(Collected data)
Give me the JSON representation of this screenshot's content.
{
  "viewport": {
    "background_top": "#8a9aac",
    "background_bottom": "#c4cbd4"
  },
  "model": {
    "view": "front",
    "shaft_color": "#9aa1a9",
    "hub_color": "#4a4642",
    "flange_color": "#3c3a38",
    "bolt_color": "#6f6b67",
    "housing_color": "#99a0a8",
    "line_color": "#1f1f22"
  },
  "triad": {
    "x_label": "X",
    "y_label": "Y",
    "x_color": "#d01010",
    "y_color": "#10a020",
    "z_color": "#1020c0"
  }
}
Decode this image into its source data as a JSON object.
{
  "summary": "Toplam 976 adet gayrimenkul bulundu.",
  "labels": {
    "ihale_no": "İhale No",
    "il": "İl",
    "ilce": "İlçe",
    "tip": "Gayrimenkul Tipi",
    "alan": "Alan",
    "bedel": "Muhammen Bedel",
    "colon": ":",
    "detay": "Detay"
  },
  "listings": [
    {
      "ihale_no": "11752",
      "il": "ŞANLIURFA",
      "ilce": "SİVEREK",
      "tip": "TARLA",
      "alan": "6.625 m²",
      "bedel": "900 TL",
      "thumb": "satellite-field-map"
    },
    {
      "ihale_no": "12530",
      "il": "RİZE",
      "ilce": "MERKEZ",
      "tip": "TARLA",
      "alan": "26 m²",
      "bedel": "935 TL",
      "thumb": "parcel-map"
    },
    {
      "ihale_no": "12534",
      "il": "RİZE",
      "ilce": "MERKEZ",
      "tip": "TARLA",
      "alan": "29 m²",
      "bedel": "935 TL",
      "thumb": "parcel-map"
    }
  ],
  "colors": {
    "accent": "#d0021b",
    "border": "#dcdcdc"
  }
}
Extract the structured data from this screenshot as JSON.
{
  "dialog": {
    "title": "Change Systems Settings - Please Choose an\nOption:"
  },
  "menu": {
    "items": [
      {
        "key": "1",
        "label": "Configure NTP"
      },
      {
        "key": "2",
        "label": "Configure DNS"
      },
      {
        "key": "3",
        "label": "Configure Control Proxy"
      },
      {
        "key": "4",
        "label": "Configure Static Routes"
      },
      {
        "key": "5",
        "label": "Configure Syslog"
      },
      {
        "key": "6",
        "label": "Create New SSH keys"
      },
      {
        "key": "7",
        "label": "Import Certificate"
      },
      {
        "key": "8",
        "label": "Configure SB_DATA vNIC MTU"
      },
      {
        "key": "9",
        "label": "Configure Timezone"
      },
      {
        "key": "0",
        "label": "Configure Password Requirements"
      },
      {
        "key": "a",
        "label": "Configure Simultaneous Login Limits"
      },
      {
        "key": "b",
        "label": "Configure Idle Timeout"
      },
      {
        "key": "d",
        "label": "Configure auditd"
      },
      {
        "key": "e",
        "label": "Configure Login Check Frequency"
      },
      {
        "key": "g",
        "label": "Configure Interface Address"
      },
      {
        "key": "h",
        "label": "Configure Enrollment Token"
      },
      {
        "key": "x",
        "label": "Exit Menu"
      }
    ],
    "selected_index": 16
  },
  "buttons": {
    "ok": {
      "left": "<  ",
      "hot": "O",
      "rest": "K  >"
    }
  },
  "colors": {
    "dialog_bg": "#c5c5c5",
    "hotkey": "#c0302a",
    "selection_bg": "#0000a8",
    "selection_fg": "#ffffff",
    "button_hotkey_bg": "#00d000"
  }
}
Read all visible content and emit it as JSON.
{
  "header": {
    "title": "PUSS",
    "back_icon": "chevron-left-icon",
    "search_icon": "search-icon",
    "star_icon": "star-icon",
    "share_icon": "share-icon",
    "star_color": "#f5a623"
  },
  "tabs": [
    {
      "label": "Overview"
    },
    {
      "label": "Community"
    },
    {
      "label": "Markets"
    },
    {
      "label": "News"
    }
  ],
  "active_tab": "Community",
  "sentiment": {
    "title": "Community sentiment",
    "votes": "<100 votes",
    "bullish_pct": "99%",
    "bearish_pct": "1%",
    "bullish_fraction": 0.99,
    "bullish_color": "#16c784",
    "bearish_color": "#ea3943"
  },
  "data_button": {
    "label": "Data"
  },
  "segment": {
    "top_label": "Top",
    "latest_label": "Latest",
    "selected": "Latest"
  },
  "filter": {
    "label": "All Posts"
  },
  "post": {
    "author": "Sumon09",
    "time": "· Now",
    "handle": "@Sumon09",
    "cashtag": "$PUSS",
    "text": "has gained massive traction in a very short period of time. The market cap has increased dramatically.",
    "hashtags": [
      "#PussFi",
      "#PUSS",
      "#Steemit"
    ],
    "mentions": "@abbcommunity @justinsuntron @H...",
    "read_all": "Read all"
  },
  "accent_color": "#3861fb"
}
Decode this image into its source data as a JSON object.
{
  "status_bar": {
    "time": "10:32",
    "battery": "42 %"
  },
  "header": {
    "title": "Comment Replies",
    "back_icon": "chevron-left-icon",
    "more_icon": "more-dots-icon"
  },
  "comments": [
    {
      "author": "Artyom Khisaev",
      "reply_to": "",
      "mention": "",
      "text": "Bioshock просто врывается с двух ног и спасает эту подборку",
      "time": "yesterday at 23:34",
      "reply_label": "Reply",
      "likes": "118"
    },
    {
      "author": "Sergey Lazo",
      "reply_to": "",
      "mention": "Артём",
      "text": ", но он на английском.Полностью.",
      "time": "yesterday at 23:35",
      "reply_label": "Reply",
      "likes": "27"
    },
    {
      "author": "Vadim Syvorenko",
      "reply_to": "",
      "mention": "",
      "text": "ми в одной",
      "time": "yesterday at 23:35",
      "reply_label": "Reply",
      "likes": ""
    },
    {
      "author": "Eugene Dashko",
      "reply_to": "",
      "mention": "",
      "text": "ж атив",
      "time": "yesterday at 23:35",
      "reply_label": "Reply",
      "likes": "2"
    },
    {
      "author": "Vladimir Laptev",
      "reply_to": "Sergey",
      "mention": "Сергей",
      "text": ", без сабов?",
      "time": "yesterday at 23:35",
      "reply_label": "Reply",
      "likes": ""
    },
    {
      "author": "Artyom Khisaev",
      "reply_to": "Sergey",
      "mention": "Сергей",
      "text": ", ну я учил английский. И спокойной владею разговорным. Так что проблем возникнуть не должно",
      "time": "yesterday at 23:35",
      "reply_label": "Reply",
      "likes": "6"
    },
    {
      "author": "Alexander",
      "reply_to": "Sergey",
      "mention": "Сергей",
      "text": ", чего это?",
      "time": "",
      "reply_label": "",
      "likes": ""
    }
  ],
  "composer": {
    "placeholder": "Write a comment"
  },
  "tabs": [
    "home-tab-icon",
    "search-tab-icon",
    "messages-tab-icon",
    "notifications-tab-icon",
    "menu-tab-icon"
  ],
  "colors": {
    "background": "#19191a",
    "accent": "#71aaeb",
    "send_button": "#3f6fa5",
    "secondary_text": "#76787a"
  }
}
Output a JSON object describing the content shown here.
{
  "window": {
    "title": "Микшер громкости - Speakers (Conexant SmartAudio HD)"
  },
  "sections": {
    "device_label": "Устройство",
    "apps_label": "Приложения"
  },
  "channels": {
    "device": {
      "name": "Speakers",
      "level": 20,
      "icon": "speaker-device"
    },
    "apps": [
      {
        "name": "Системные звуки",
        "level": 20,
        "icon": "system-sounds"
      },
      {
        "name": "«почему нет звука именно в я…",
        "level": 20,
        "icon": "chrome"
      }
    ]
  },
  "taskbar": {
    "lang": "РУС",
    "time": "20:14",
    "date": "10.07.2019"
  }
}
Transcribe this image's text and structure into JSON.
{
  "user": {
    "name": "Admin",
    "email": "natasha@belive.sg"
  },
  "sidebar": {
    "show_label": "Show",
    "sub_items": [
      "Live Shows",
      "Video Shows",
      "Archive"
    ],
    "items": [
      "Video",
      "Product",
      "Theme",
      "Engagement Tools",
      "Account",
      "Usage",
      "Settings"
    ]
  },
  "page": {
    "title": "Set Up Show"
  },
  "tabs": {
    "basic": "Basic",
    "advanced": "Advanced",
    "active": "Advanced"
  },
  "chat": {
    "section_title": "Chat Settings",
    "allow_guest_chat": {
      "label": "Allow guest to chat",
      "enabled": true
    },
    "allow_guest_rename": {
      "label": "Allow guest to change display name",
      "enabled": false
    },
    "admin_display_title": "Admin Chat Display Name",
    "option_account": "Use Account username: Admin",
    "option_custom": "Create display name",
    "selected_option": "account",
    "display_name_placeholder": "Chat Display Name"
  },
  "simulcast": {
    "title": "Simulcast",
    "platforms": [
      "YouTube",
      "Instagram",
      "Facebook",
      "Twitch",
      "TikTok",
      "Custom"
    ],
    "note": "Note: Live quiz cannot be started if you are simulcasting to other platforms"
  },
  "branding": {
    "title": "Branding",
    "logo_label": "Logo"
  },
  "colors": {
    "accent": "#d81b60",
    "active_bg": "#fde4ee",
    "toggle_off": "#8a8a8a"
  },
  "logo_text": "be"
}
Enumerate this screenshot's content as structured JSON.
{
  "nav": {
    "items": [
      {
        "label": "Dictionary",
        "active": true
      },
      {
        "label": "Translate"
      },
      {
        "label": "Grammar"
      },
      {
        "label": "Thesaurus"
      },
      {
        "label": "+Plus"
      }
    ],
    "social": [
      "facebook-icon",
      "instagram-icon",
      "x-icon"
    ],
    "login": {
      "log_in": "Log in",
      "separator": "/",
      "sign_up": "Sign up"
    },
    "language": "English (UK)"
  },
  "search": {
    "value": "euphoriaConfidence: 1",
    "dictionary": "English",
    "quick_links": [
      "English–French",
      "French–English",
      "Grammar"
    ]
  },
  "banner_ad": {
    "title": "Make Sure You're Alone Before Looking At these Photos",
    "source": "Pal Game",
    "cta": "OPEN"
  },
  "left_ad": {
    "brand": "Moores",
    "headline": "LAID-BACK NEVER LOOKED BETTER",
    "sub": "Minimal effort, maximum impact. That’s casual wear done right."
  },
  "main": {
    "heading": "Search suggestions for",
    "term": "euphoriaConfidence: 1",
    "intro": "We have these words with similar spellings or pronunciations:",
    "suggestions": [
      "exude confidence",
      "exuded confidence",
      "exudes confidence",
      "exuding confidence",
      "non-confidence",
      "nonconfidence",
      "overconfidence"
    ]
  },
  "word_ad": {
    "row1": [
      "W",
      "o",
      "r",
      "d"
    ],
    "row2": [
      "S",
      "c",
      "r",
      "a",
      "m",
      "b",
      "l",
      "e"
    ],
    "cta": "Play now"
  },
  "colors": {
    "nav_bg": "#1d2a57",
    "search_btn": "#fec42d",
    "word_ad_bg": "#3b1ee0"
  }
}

• **WHAT NEEDS TO BE DONE**
Copy all lines in the listing above where the string "euphoriaConfidence" appears.

• **ANSWER TO THE EXERCISE**
    "value": "euphoriaConfidence: 1",
    "term": "euphoriaConfidence: 1",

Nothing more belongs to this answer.